**LISTED ENTRIES**
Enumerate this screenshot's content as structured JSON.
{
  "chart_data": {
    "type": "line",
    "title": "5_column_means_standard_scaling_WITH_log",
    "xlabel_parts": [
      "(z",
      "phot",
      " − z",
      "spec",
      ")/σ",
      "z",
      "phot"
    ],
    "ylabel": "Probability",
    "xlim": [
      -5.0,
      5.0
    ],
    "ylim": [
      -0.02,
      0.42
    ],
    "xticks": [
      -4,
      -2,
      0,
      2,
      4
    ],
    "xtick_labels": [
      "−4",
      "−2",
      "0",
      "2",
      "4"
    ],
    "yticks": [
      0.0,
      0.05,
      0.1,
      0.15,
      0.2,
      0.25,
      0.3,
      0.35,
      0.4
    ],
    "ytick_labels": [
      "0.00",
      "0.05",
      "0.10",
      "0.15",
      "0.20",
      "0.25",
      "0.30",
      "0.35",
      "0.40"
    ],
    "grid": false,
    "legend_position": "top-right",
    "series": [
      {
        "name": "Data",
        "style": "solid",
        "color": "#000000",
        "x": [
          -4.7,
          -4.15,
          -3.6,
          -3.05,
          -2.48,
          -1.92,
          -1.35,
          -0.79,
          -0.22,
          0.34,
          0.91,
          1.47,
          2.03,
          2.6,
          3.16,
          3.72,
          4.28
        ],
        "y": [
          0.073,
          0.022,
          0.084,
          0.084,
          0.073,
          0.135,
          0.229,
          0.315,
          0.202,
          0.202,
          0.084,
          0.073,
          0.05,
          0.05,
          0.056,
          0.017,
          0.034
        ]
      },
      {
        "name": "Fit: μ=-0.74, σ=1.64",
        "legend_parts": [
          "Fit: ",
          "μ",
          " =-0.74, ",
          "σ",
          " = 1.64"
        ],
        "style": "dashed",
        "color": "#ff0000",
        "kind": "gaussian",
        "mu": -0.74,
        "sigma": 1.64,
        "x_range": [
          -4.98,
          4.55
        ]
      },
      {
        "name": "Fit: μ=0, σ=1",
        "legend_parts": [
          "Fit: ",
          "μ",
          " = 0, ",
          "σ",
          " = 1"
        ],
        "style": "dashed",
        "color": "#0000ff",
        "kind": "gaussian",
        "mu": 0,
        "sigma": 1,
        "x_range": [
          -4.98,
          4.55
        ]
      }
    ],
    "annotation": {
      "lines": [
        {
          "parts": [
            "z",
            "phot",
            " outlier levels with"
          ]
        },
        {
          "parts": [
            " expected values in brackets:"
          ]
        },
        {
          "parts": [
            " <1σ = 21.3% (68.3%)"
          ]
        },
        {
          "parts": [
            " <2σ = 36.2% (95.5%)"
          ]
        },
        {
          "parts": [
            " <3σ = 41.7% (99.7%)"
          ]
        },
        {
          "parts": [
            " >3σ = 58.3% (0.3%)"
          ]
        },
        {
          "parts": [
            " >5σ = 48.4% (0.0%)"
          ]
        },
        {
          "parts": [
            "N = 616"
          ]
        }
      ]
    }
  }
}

**WHAT YOU NEED TO DO**
Copy the material above, line for line.

**RIGHT ANSWER**
Enumerate this screenshot's content as structured JSON.
{
  "chart_data": {
    "type": "line",
    "title": "5_column_means_standard_scaling_WITH_log",
    "xlabel_parts": [
      "(z",
      "phot",
      " − z",
      "spec",
      ")/σ",
      "z",
      "phot"
    ],
    "ylabel": "Probability",
    "xlim": [
      -5.0,
      5.0
    ],
    "ylim": [
      -0.02,
      0.42
    ],
    "xticks": [
      -4,
      -2,
      0,
      2,
      4
    ],
    "xtick_labels": [
      "−4",
      "−2",
      "0",
      "2",
      "4"
    ],
    "yticks": [
      0.0,
      0.05,
      0.1,
      0.15,
      0.2,
      0.25,
      0.3,
      0.35,
      0.4
    ],
    "ytick_labels": [
      "0.00",
      "0.05",
      "0.10",
      "0.15",
      "0.20",
      "0.25",
      "0.30",
      "0.35",
      "0.40"
    ],
    "grid": false,
    "legend_position": "top-right",
    "series": [
      {
        "name": "Data",
        "style": "solid",
        "color": "#000000",
        "x": [
          -4.7,
          -4.15,
          -3.6,
          -3.05,
          -2.48,
          -1.92,
          -1.35,
          -0.79,
          -0.22,
          0.34,
          0.91,
          1.47,
          2.03,
          2.6,
          3.16,
          3.72,
          4.28
        ],
        "y": [
          0.073,
          0.022,
          0.084,
          0.084,
          0.073,
          0.135,
          0.229,
          0.315,
          0.202,
          0.202,
          0.084,
          0.073,
          0.05,
          0.05,
          0.056,
          0.017,
          0.034
        ]
      },
      {
        "name": "Fit: μ=-0.74, σ=1.64",
        "legend_parts": [
          "Fit: ",
          "μ",
          " =-0.74, ",
          "σ",
          " = 1.64"
        ],
        "style": "dashed",
        "color": "#ff0000",
        "kind": "gaussian",
        "mu": -0.74,
        "sigma": 1.64,
        "x_range": [
          -4.98,
          4.55
        ]
      },
      {
        "name": "Fit: μ=0, σ=1",
        "legend_parts": [
          "Fit: ",
          "μ",
          " = 0, ",
          "σ",
          " = 1"
        ],
        "style": "dashed",
        "color": "#0000ff",
        "kind": "gaussian",
        "mu": 0,
        "sigma": 1,
        "x_range": [
          -4.98,
          4.55
        ]
      }
    ],
    "annotation": {
      "lines": [
        {
          "parts": [
            "z",
            "phot",
            " outlier levels with"
          ]
        },
        {
          "parts": [
            " expected values in brackets:"
          ]
        },
        {
          "parts": [
            " <1σ = 21.3% (68.3%)"
          ]
        },
        {
          "parts": [
            " <2σ = 36.2% (95.5%)"
          ]
        },
        {
          "parts": [
            " <3σ = 41.7% (99.7%)"
          ]
        },
        {
          "parts": [
            " >3σ = 58.3% (0.3%)"
          ]
        },
        {
          "parts": [
            " >5σ = 48.4% (0.0%)"
          ]
        },
        {
          "parts": [
            "N = 616"
          ]
        }
      ]
    }
  }
}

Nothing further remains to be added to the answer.